--- Start of WORKING DATA ---

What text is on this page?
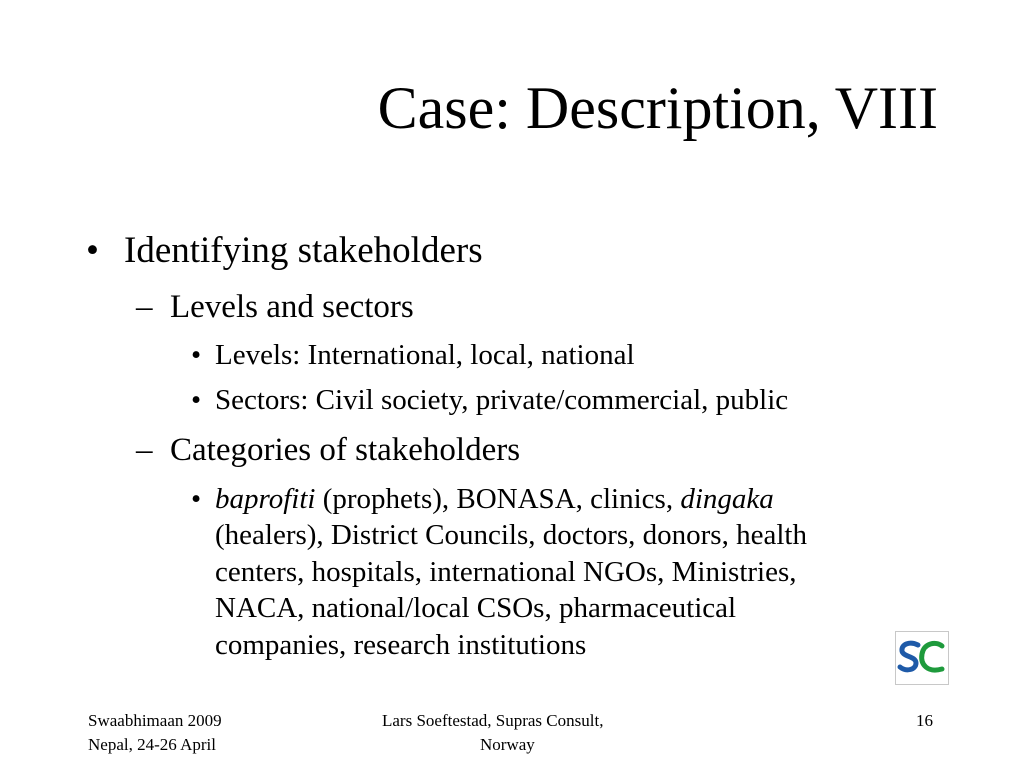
Case: Description, VIII
• Identifying stakeholders
– Levels and sectors
• Levels: International, local, national
• Sectors: Civil society, private/commercial, public
– Categories of stakeholders
• baprofiti (prophets), BONASA, clinics, dingaka
(healers), District Councils, doctors, donors, health
centers, hospitals, international NGOs, Ministries,
NACA, national/local CSOs, pharmaceutical
companies, research institutions
Swaabhimaan 2009
Nepal, 24-26 April
Lars Soeftestad, Supras Consult,
Norway
16
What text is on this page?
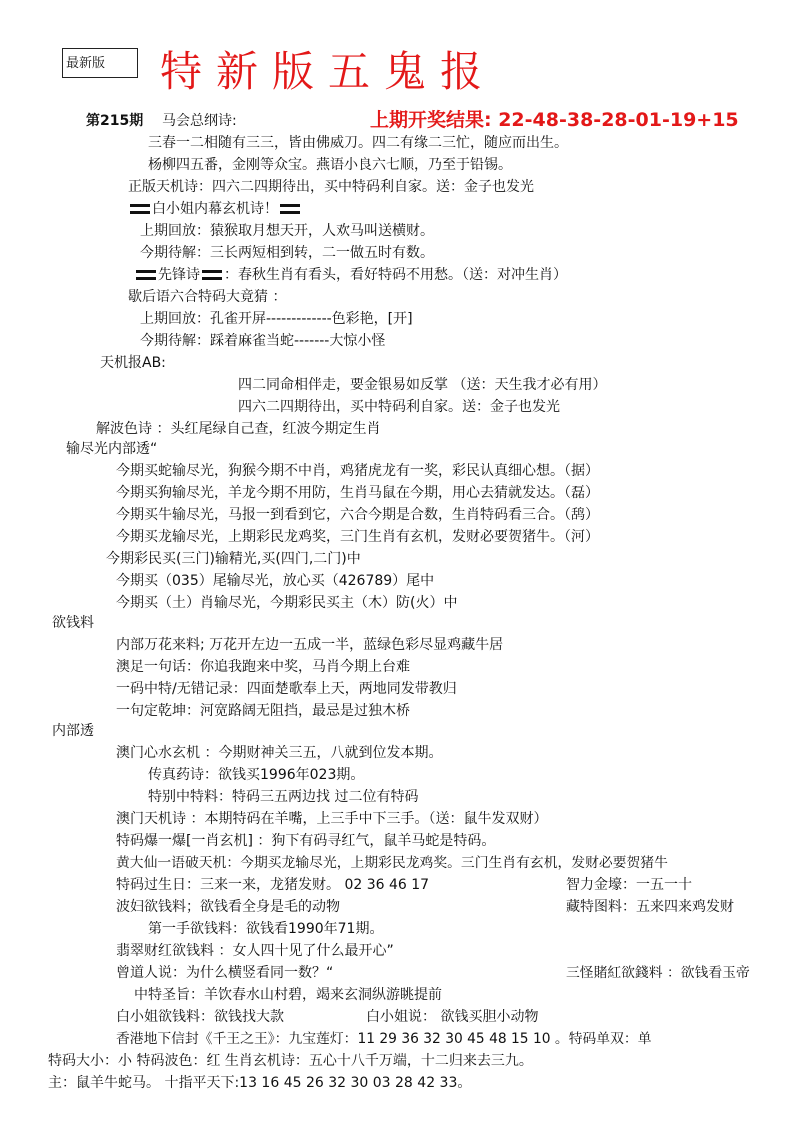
最新版	特新版五鬼报
第215期	上期开奖结果: 22-48-38-28-01-19+15
马会总纲诗:
三春一二相随有三三，皆由佛威刀。四二有缘二三忙，随应而出生。
杨柳四五番，金刚等众宝。燕语小良六七顺，乃至于铅锡。
正版天机诗：四六二四期待出，买中特码利自家。送：金子也发光
白小姐内幕玄机诗！
上期回放：猿猴取月想天开，人欢马叫送横财。
今期待解：三长两短相到转，二一做五时有数。
先锋诗 ：春秋生肖有看头，看好特码不用愁。（送：对冲生肖）
歇后语六合特码大竟猜 ：
上期回放：孔雀开屏-------------色彩艳，[开]
今期待解：踩着麻雀当蛇-------大惊小怪
天机报AB:
四二同命相伴走，要金银易如反掌 （送：天生我才必有用）
四六二四期待出，买中特码利自家。送：金子也发光
解波色诗 ：头红尾绿自己查，红波今期定生肖
输尽光内部透“
今期买蛇输尽光，狗猴今期不中肖，鸡猪虎龙有一奖，彩民认真细心想。（据）
今期买狗输尽光，羊龙今期不用防，生肖马鼠在今期，用心去猜就发达。（磊）
今期买牛输尽光，马报一到看到它，六合今期是合数，生肖特码看三合。（鸹）
今期买龙输尽光，上期彩民龙鸡奖，三门生肖有玄机，发财必要贺猪牛。（河）
今期彩民买(三门)输精光,买(四门,二门)中
今期买（035）尾输尽光，放心买（426789）尾中
今期买（土）肖输尽光，今期彩民买主（木）防(火）中
欲钱料
内部万花来料; 万花开左边一五成一半，蓝绿色彩尽显鸡藏牛居
澳足一句话：你追我跑来中奖，马肖今期上台难
一码中特/无错记录：四面楚歌奉上天，两地同发带教归
一句定乾坤：河宽路阔无阻挡，最忌是过独木桥
内部透
澳门心水玄机 ：今期财神关三五，八就到位发本期。
传真药诗：欲钱买1996年023期。
特别中特料：特码三五两边找 过二位有特码
澳门天机诗 ：本期特码在羊嘴，上三手中下三手。（送：鼠牛发双财）
特码爆一爆[一肖玄机] ：狗下有码寻红气，鼠羊马蛇是特码。
黄大仙一语破天机：今期买龙输尽光，上期彩民龙鸡奖。三门生肖有玄机，发财必要贺猪牛
特码过生日：三来一来，龙猪发财。 02 36 46 17	智力金壕：一五一十
波妇欲钱料；欲钱看全身是毛的动物	藏特图料：五来四来鸡发财
第一手欲钱料：欲钱看1990年71期。
翡翠财红欲钱料 ：女人四十见了什么最开心”
曾道人说：为什么横竖看同一数？“	三怪賭紅欲錢料 ：欲钱看玉帝
中特圣旨：羊饮春水山村碧，竭来玄洞纵游眺提前
白小姐欲钱料：欲钱找大款	白小姐说： 欲钱买胆小动物
香港地下信封《千王之王》：九宝莲灯：11 29 36 32 30 45 48 15 10 。特码单双：单
特码大小：小 特码波色：红 生肖玄机诗：五心十八千万端，十二归来去三九。
主：鼠羊牛蛇马。 十指平天下:13 16 45 26 32 30 03 28 42 33。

--- End of WORKING DATA ---

### WHAT YOU ARE ASKED TO DO
Set down every record once more, word for word, without pictures.

### COMPLETE OUTPUT
What text is on this page?
Case: Description, VIII
• Identifying stakeholders
– Levels and sectors
• Levels: International, local, national
• Sectors: Civil society, private/commercial, public
– Categories of stakeholders
• baprofiti (prophets), BONASA, clinics, dingaka
(healers), District Councils, doctors, donors, health
centers, hospitals, international NGOs, Ministries,
NACA, national/local CSOs, pharmaceutical
companies, research institutions
Swaabhimaan 2009
Nepal, 24-26 April
Lars Soeftestad, Supras Consult,
Norway
16
What text is on this page?
最新版	特新版五鬼报
第215期	上期开奖结果: 22-48-38-28-01-19+15
马会总纲诗:
三春一二相随有三三，皆由佛威刀。四二有缘二三忙，随应而出生。
杨柳四五番，金刚等众宝。燕语小良六七顺，乃至于铅锡。
正版天机诗：四六二四期待出，买中特码利自家。送：金子也发光
白小姐内幕玄机诗！
上期回放：猿猴取月想天开，人欢马叫送横财。
今期待解：三长两短相到转，二一做五时有数。
先锋诗 ：春秋生肖有看头，看好特码不用愁。（送：对冲生肖）
歇后语六合特码大竟猜 ：
上期回放：孔雀开屏-------------色彩艳，[开]
今期待解：踩着麻雀当蛇-------大惊小怪
天机报AB:
四二同命相伴走，要金银易如反掌 （送：天生我才必有用）
四六二四期待出，买中特码利自家。送：金子也发光
解波色诗 ：头红尾绿自己查，红波今期定生肖
输尽光内部透“
今期买蛇输尽光，狗猴今期不中肖，鸡猪虎龙有一奖，彩民认真细心想。（据）
今期买狗输尽光，羊龙今期不用防，生肖马鼠在今期，用心去猜就发达。（磊）
今期买牛输尽光，马报一到看到它，六合今期是合数，生肖特码看三合。（鸹）
今期买龙输尽光，上期彩民龙鸡奖，三门生肖有玄机，发财必要贺猪牛。（河）
今期彩民买(三门)输精光,买(四门,二门)中
今期买（035）尾输尽光，放心买（426789）尾中
今期买（土）肖输尽光，今期彩民买主（木）防(火）中
欲钱料
内部万花来料; 万花开左边一五成一半，蓝绿色彩尽显鸡藏牛居
澳足一句话：你追我跑来中奖，马肖今期上台难
一码中特/无错记录：四面楚歌奉上天，两地同发带教归
一句定乾坤：河宽路阔无阻挡，最忌是过独木桥
内部透
澳门心水玄机 ：今期财神关三五，八就到位发本期。
传真药诗：欲钱买1996年023期。
特别中特料：特码三五两边找 过二位有特码
澳门天机诗 ：本期特码在羊嘴，上三手中下三手。（送：鼠牛发双财）
特码爆一爆[一肖玄机] ：狗下有码寻红气，鼠羊马蛇是特码。
黄大仙一语破天机：今期买龙输尽光，上期彩民龙鸡奖。三门生肖有玄机，发财必要贺猪牛
特码过生日：三来一来，龙猪发财。 02 36 46 17	智力金壕：一五一十
波妇欲钱料；欲钱看全身是毛的动物	藏特图料：五来四来鸡发财
第一手欲钱料：欲钱看1990年71期。
翡翠财红欲钱料 ：女人四十见了什么最开心”
曾道人说：为什么横竖看同一数？“	三怪賭紅欲錢料 ：欲钱看玉帝
中特圣旨：羊饮春水山村碧，竭来玄洞纵游眺提前
白小姐欲钱料：欲钱找大款	白小姐说： 欲钱买胆小动物
香港地下信封《千王之王》：九宝莲灯：11 29 36 32 30 45 48 15 10 。特码单双：单
特码大小：小 特码波色：红 生肖玄机诗：五心十八千万端，十二归来去三九。
主：鼠羊牛蛇马。 十指平天下:13 16 45 26 32 30 03 28 42 33。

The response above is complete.